***** Dataset *****

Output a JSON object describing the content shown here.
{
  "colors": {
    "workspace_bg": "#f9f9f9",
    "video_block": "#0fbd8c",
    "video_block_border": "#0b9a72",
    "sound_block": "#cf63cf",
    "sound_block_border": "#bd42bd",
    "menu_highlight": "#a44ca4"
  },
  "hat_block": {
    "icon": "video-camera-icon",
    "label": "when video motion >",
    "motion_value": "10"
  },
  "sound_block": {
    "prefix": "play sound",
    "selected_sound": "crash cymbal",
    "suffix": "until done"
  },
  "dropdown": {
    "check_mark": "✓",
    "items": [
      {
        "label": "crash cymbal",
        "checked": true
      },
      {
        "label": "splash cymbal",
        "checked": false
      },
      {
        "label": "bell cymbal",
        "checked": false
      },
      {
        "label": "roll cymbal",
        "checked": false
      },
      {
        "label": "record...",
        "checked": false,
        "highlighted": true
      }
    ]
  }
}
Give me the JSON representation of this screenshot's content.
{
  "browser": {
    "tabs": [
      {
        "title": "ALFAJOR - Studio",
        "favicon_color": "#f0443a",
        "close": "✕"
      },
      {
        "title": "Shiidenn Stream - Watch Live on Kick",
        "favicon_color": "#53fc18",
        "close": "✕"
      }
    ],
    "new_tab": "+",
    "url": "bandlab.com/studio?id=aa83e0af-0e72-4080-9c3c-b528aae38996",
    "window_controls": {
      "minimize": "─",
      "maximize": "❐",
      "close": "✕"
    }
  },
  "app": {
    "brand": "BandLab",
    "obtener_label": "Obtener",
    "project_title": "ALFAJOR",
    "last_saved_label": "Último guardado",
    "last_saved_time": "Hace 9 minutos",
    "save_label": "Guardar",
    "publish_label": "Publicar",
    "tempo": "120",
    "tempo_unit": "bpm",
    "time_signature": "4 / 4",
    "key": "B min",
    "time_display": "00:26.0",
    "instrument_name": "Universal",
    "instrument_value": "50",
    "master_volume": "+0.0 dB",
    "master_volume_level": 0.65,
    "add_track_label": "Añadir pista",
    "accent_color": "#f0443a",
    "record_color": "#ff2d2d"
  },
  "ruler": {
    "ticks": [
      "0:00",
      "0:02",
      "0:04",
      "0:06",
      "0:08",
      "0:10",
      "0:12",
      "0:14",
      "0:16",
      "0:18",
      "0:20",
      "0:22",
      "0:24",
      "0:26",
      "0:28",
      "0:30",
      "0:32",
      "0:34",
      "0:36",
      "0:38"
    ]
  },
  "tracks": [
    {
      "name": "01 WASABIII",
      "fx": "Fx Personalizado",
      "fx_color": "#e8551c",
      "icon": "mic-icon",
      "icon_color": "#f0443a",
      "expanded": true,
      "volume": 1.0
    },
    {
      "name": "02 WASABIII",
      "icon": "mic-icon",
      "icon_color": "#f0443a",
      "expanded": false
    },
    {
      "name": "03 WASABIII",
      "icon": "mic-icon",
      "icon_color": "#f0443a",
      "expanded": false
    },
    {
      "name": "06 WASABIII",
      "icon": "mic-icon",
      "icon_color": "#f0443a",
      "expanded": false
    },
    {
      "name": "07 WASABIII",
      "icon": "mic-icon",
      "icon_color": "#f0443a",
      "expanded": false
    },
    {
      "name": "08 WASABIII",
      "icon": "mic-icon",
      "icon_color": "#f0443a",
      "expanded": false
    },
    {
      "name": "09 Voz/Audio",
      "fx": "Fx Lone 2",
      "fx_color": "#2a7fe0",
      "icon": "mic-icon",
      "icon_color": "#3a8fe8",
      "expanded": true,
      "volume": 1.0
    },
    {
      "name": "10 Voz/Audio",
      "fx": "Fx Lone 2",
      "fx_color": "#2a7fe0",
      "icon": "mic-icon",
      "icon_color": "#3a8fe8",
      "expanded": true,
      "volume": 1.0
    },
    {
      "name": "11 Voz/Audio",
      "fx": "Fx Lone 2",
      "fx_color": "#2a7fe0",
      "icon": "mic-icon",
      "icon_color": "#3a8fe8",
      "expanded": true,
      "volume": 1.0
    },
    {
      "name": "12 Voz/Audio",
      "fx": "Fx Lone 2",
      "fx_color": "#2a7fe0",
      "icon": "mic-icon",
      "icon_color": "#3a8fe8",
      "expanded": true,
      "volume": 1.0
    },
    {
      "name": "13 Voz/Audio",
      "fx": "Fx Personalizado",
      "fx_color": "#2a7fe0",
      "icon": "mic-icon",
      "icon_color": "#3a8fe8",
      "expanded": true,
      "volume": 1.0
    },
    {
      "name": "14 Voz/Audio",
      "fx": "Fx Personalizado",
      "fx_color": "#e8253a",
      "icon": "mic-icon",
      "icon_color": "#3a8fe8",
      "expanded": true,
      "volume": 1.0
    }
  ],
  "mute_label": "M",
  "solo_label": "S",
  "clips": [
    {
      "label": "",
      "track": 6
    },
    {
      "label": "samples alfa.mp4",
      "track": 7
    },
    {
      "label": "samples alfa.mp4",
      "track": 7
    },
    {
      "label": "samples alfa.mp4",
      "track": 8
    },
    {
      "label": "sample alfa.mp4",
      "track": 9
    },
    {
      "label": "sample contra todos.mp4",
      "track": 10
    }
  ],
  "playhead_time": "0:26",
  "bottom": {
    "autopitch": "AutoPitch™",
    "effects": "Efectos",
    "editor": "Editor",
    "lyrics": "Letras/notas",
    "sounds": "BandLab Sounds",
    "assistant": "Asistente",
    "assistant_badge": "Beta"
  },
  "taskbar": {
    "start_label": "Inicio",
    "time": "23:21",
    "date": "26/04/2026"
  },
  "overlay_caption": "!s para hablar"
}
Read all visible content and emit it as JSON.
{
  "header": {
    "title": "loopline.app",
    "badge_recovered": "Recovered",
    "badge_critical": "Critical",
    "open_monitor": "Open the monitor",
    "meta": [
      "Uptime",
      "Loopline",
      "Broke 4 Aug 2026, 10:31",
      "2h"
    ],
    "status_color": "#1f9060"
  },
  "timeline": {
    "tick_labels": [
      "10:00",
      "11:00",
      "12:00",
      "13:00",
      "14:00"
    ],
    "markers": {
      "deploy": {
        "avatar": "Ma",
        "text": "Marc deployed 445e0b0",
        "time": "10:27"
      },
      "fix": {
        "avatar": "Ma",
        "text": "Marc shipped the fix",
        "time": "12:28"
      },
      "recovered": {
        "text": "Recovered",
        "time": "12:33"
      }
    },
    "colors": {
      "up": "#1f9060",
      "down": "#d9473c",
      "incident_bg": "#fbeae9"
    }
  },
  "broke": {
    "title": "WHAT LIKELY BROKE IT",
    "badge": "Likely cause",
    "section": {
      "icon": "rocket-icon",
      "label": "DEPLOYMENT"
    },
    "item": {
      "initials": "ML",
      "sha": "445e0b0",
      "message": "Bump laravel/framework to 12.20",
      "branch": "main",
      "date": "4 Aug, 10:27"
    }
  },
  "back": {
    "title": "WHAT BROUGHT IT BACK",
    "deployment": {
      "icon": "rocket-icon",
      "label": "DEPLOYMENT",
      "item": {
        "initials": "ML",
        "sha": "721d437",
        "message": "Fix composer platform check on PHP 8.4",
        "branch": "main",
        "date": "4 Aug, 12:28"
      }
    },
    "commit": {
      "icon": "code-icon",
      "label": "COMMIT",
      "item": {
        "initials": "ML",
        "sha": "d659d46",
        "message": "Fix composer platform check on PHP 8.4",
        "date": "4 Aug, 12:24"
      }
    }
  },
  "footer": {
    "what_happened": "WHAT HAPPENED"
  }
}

*****

[Given problem]
Retype the records above exactly.

[The completed task]
Output a JSON object describing the content shown here.
{
  "colors": {
    "workspace_bg": "#f9f9f9",
    "video_block": "#0fbd8c",
    "video_block_border": "#0b9a72",
    "sound_block": "#cf63cf",
    "sound_block_border": "#bd42bd",
    "menu_highlight": "#a44ca4"
  },
  "hat_block": {
    "icon": "video-camera-icon",
    "label": "when video motion >",
    "motion_value": "10"
  },
  "sound_block": {
    "prefix": "play sound",
    "selected_sound": "crash cymbal",
    "suffix": "until done"
  },
  "dropdown": {
    "check_mark": "✓",
    "items": [
      {
        "label": "crash cymbal",
        "checked": true
      },
      {
        "label": "splash cymbal",
        "checked": false
      },
      {
        "label": "bell cymbal",
        "checked": false
      },
      {
        "label": "roll cymbal",
        "checked": false
      },
      {
        "label": "record...",
        "checked": false,
        "highlighted": true
      }
    ]
  }
}
Give me the JSON representation of this screenshot's content.
{
  "browser": {
    "tabs": [
      {
        "title": "ALFAJOR - Studio",
        "favicon_color": "#f0443a",
        "close": "✕"
      },
      {
        "title": "Shiidenn Stream - Watch Live on Kick",
        "favicon_color": "#53fc18",
        "close": "✕"
      }
    ],
    "new_tab": "+",
    "url": "bandlab.com/studio?id=aa83e0af-0e72-4080-9c3c-b528aae38996",
    "window_controls": {
      "minimize": "─",
      "maximize": "❐",
      "close": "✕"
    }
  },
  "app": {
    "brand": "BandLab",
    "obtener_label": "Obtener",
    "project_title": "ALFAJOR",
    "last_saved_label": "Último guardado",
    "last_saved_time": "Hace 9 minutos",
    "save_label": "Guardar",
    "publish_label": "Publicar",
    "tempo": "120",
    "tempo_unit": "bpm",
    "time_signature": "4 / 4",
    "key": "B min",
    "time_display": "00:26.0",
    "instrument_name": "Universal",
    "instrument_value": "50",
    "master_volume": "+0.0 dB",
    "master_volume_level": 0.65,
    "add_track_label": "Añadir pista",
    "accent_color": "#f0443a",
    "record_color": "#ff2d2d"
  },
  "ruler": {
    "ticks": [
      "0:00",
      "0:02",
      "0:04",
      "0:06",
      "0:08",
      "0:10",
      "0:12",
      "0:14",
      "0:16",
      "0:18",
      "0:20",
      "0:22",
      "0:24",
      "0:26",
      "0:28",
      "0:30",
      "0:32",
      "0:34",
      "0:36",
      "0:38"
    ]
  },
  "tracks": [
    {
      "name": "01 WASABIII",
      "fx": "Fx Personalizado",
      "fx_color": "#e8551c",
      "icon": "mic-icon",
      "icon_color": "#f0443a",
      "expanded": true,
      "volume": 1.0
    },
    {
      "name": "02 WASABIII",
      "icon": "mic-icon",
      "icon_color": "#f0443a",
      "expanded": false
    },
    {
      "name": "03 WASABIII",
      "icon": "mic-icon",
      "icon_color": "#f0443a",
      "expanded": false
    },
    {
      "name": "06 WASABIII",
      "icon": "mic-icon",
      "icon_color": "#f0443a",
      "expanded": false
    },
    {
      "name": "07 WASABIII",
      "icon": "mic-icon",
      "icon_color": "#f0443a",
      "expanded": false
    },
    {
      "name": "08 WASABIII",
      "icon": "mic-icon",
      "icon_color": "#f0443a",
      "expanded": false
    },
    {
      "name": "09 Voz/Audio",
      "fx": "Fx Lone 2",
      "fx_color": "#2a7fe0",
      "icon": "mic-icon",
      "icon_color": "#3a8fe8",
      "expanded": true,
      "volume": 1.0
    },
    {
      "name": "10 Voz/Audio",
      "fx": "Fx Lone 2",
      "fx_color": "#2a7fe0",
      "icon": "mic-icon",
      "icon_color": "#3a8fe8",
      "expanded": true,
      "volume": 1.0
    },
    {
      "name": "11 Voz/Audio",
      "fx": "Fx Lone 2",
      "fx_color": "#2a7fe0",
      "icon": "mic-icon",
      "icon_color": "#3a8fe8",
      "expanded": true,
      "volume": 1.0
    },
    {
      "name": "12 Voz/Audio",
      "fx": "Fx Lone 2",
      "fx_color": "#2a7fe0",
      "icon": "mic-icon",
      "icon_color": "#3a8fe8",
      "expanded": true,
      "volume": 1.0
    },
    {
      "name": "13 Voz/Audio",
      "fx": "Fx Personalizado",
      "fx_color": "#2a7fe0",
      "icon": "mic-icon",
      "icon_color": "#3a8fe8",
      "expanded": true,
      "volume": 1.0
    },
    {
      "name": "14 Voz/Audio",
      "fx": "Fx Personalizado",
      "fx_color": "#e8253a",
      "icon": "mic-icon",
      "icon_color": "#3a8fe8",
      "expanded": true,
      "volume": 1.0
    }
  ],
  "mute_label": "M",
  "solo_label": "S",
  "clips": [
    {
      "label": "",
      "track": 6
    },
    {
      "label": "samples alfa.mp4",
      "track": 7
    },
    {
      "label": "samples alfa.mp4",
      "track": 7
    },
    {
      "label": "samples alfa.mp4",
      "track": 8
    },
    {
      "label": "sample alfa.mp4",
      "track": 9
    },
    {
      "label": "sample contra todos.mp4",
      "track": 10
    }
  ],
  "playhead_time": "0:26",
  "bottom": {
    "autopitch": "AutoPitch™",
    "effects": "Efectos",
    "editor": "Editor",
    "lyrics": "Letras/notas",
    "sounds": "BandLab Sounds",
    "assistant": "Asistente",
    "assistant_badge": "Beta"
  },
  "taskbar": {
    "start_label": "Inicio",
    "time": "23:21",
    "date": "26/04/2026"
  },
  "overlay_caption": "!s para hablar"
}
Read all visible content and emit it as JSON.
{
  "header": {
    "title": "loopline.app",
    "badge_recovered": "Recovered",
    "badge_critical": "Critical",
    "open_monitor": "Open the monitor",
    "meta": [
      "Uptime",
      "Loopline",
      "Broke 4 Aug 2026, 10:31",
      "2h"
    ],
    "status_color": "#1f9060"
  },
  "timeline": {
    "tick_labels": [
      "10:00",
      "11:00",
      "12:00",
      "13:00",
      "14:00"
    ],
    "markers": {
      "deploy": {
        "avatar": "Ma",
        "text": "Marc deployed 445e0b0",
        "time": "10:27"
      },
      "fix": {
        "avatar": "Ma",
        "text": "Marc shipped the fix",
        "time": "12:28"
      },
      "recovered": {
        "text": "Recovered",
        "time": "12:33"
      }
    },
    "colors": {
      "up": "#1f9060",
      "down": "#d9473c",
      "incident_bg": "#fbeae9"
    }
  },
  "broke": {
    "title": "WHAT LIKELY BROKE IT",
    "badge": "Likely cause",
    "section": {
      "icon": "rocket-icon",
      "label": "DEPLOYMENT"
    },
    "item": {
      "initials": "ML",
      "sha": "445e0b0",
      "message": "Bump laravel/framework to 12.20",
      "branch": "main",
      "date": "4 Aug, 10:27"
    }
  },
  "back": {
    "title": "WHAT BROUGHT IT BACK",
    "deployment": {
      "icon": "rocket-icon",
      "label": "DEPLOYMENT",
      "item": {
        "initials": "ML",
        "sha": "721d437",
        "message": "Fix composer platform check on PHP 8.4",
        "branch": "main",
        "date": "4 Aug, 12:28"
      }
    },
    "commit": {
      "icon": "code-icon",
      "label": "COMMIT",
      "item": {
        "initials": "ML",
        "sha": "d659d46",
        "message": "Fix composer platform check on PHP 8.4",
        "date": "4 Aug, 12:24"
      }
    }
  },
  "footer": {
    "what_happened": "WHAT HAPPENED"
  }
}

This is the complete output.